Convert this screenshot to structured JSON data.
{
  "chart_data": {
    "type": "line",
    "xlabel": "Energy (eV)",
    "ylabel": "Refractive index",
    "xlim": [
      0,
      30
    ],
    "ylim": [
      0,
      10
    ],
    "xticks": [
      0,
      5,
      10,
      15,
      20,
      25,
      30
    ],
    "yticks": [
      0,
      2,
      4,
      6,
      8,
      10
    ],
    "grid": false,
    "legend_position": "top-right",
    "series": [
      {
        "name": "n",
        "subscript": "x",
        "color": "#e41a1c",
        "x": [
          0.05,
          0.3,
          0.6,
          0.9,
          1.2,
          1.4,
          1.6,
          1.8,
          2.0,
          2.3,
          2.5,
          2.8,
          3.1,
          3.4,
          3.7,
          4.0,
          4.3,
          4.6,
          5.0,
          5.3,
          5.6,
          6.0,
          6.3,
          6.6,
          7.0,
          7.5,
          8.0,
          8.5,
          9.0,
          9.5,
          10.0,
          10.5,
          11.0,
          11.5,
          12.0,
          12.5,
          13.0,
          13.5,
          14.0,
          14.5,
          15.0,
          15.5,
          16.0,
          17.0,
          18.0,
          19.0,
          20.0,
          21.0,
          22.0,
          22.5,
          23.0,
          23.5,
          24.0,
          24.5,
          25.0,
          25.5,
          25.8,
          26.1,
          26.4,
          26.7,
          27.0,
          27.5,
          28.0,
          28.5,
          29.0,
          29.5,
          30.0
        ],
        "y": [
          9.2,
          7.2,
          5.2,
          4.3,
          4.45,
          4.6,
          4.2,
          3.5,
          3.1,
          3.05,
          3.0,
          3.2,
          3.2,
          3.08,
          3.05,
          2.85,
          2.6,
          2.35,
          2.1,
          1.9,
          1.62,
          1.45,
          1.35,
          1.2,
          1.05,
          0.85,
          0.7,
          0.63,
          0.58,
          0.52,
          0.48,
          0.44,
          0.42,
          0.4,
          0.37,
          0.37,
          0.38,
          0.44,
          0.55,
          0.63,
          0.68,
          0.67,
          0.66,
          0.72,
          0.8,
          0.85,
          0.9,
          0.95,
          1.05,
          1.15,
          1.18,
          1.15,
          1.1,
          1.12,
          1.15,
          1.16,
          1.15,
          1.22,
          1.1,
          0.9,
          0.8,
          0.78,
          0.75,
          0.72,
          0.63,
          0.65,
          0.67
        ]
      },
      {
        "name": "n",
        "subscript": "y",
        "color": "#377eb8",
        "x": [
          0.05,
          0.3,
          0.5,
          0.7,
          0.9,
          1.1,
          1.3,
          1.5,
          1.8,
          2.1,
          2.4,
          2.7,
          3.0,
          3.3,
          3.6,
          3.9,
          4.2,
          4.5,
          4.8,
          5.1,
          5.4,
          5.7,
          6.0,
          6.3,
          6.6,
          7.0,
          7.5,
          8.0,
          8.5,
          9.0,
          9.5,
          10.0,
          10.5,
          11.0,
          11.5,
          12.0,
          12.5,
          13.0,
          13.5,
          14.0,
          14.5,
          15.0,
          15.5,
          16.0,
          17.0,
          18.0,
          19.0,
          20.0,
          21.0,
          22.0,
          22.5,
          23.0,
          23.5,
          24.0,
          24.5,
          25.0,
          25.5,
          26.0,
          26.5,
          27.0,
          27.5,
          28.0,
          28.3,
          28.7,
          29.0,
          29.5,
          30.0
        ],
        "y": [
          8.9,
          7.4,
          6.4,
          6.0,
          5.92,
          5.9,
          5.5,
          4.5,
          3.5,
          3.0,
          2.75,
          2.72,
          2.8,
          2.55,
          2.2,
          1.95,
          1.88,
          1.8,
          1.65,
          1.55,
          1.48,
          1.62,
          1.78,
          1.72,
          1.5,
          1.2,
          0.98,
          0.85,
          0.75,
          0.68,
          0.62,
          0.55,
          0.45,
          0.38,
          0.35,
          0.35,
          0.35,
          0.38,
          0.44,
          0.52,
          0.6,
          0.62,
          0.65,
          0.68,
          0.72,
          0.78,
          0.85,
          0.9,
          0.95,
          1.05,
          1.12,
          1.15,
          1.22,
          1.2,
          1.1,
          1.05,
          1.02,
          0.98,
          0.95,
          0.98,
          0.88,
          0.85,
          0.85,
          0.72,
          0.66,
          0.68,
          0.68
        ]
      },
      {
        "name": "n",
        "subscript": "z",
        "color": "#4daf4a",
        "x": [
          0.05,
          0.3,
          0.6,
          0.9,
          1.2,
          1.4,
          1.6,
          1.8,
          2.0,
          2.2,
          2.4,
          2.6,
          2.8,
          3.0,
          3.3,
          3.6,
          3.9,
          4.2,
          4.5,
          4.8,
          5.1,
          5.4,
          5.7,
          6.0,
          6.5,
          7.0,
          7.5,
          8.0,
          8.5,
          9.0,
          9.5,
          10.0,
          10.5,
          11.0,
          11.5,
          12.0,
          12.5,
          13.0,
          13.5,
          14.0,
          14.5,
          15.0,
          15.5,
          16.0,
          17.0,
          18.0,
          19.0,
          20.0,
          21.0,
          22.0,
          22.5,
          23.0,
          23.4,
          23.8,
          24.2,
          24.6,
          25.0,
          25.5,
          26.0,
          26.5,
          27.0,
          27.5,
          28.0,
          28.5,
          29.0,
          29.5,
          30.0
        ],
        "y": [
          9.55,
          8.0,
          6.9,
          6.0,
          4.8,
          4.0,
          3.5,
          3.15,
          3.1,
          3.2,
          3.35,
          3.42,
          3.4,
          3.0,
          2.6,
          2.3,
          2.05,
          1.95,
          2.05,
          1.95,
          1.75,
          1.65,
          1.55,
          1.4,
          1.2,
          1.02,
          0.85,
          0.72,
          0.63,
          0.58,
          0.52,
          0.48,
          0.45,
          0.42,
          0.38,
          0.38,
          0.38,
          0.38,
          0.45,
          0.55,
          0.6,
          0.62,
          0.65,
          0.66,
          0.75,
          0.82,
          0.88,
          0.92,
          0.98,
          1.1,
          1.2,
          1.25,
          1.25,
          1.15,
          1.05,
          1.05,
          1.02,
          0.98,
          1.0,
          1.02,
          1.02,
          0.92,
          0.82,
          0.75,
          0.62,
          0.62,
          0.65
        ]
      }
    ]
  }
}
════════════════════
◆ **Prompt**:
Look through the entries and find each line that has the string "subscript". Copy those lines.

◆ **Reply to the task**:
        "subscript": "x",
        "subscript": "y",
        "subscript": "z",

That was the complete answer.